Task to complete
Retype all the records with nothing changed.

Material provided
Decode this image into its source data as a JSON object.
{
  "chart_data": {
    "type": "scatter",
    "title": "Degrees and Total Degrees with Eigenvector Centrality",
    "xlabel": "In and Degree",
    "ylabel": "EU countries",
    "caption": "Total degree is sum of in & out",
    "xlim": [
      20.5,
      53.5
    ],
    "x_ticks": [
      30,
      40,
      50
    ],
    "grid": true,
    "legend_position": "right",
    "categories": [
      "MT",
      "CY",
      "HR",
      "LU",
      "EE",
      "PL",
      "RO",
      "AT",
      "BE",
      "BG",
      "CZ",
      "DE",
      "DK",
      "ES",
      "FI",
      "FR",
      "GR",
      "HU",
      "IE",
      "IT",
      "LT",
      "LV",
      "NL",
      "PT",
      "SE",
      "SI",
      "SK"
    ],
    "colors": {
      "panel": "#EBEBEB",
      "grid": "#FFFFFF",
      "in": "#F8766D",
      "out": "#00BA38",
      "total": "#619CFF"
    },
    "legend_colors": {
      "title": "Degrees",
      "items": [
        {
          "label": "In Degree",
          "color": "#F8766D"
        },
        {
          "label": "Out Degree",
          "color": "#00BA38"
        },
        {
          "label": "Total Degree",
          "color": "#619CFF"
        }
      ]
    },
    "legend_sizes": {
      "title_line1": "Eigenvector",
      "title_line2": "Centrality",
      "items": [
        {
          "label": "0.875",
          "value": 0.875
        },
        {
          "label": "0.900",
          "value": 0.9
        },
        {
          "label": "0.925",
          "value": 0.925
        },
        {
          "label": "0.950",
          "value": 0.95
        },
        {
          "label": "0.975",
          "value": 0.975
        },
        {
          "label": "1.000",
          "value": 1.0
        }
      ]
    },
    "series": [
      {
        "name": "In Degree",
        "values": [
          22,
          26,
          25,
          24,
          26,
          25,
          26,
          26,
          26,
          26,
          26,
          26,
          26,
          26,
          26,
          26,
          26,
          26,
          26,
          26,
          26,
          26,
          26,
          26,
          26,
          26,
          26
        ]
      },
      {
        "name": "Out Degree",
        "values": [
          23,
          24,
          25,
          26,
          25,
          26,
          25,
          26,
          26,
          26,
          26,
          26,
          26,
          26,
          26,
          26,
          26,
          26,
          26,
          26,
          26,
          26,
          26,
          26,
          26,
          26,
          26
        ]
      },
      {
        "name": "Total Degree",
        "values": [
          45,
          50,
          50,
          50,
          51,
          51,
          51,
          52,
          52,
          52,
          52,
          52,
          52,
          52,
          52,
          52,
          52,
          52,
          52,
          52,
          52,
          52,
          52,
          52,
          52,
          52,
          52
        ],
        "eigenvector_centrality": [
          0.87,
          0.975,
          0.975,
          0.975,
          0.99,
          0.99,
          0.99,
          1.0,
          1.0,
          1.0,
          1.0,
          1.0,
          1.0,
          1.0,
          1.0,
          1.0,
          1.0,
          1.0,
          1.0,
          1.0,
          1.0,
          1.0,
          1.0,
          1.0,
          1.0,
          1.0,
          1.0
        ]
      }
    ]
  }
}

Result for this exercise
Decode this image into its source data as a JSON object.
{
  "chart_data": {
    "type": "scatter",
    "title": "Degrees and Total Degrees with Eigenvector Centrality",
    "xlabel": "In and Degree",
    "ylabel": "EU countries",
    "caption": "Total degree is sum of in & out",
    "xlim": [
      20.5,
      53.5
    ],
    "x_ticks": [
      30,
      40,
      50
    ],
    "grid": true,
    "legend_position": "right",
    "categories": [
      "MT",
      "CY",
      "HR",
      "LU",
      "EE",
      "PL",
      "RO",
      "AT",
      "BE",
      "BG",
      "CZ",
      "DE",
      "DK",
      "ES",
      "FI",
      "FR",
      "GR",
      "HU",
      "IE",
      "IT",
      "LT",
      "LV",
      "NL",
      "PT",
      "SE",
      "SI",
      "SK"
    ],
    "colors": {
      "panel": "#EBEBEB",
      "grid": "#FFFFFF",
      "in": "#F8766D",
      "out": "#00BA38",
      "total": "#619CFF"
    },
    "legend_colors": {
      "title": "Degrees",
      "items": [
        {
          "label": "In Degree",
          "color": "#F8766D"
        },
        {
          "label": "Out Degree",
          "color": "#00BA38"
        },
        {
          "label": "Total Degree",
          "color": "#619CFF"
        }
      ]
    },
    "legend_sizes": {
      "title_line1": "Eigenvector",
      "title_line2": "Centrality",
      "items": [
        {
          "label": "0.875",
          "value": 0.875
        },
        {
          "label": "0.900",
          "value": 0.9
        },
        {
          "label": "0.925",
          "value": 0.925
        },
        {
          "label": "0.950",
          "value": 0.95
        },
        {
          "label": "0.975",
          "value": 0.975
        },
        {
          "label": "1.000",
          "value": 1.0
        }
      ]
    },
    "series": [
      {
        "name": "In Degree",
        "values": [
          22,
          26,
          25,
          24,
          26,
          25,
          26,
          26,
          26,
          26,
          26,
          26,
          26,
          26,
          26,
          26,
          26,
          26,
          26,
          26,
          26,
          26,
          26,
          26,
          26,
          26,
          26
        ]
      },
      {
        "name": "Out Degree",
        "values": [
          23,
          24,
          25,
          26,
          25,
          26,
          25,
          26,
          26,
          26,
          26,
          26,
          26,
          26,
          26,
          26,
          26,
          26,
          26,
          26,
          26,
          26,
          26,
          26,
          26,
          26,
          26
        ]
      },
      {
        "name": "Total Degree",
        "values": [
          45,
          50,
          50,
          50,
          51,
          51,
          51,
          52,
          52,
          52,
          52,
          52,
          52,
          52,
          52,
          52,
          52,
          52,
          52,
          52,
          52,
          52,
          52,
          52,
          52,
          52,
          52
        ],
        "eigenvector_centrality": [
          0.87,
          0.975,
          0.975,
          0.975,
          0.99,
          0.99,
          0.99,
          1.0,
          1.0,
          1.0,
          1.0,
          1.0,
          1.0,
          1.0,
          1.0,
          1.0,
          1.0,
          1.0,
          1.0,
          1.0,
          1.0,
          1.0,
          1.0,
          1.0,
          1.0,
          1.0,
          1.0
        ]
      }
    ]
  }
}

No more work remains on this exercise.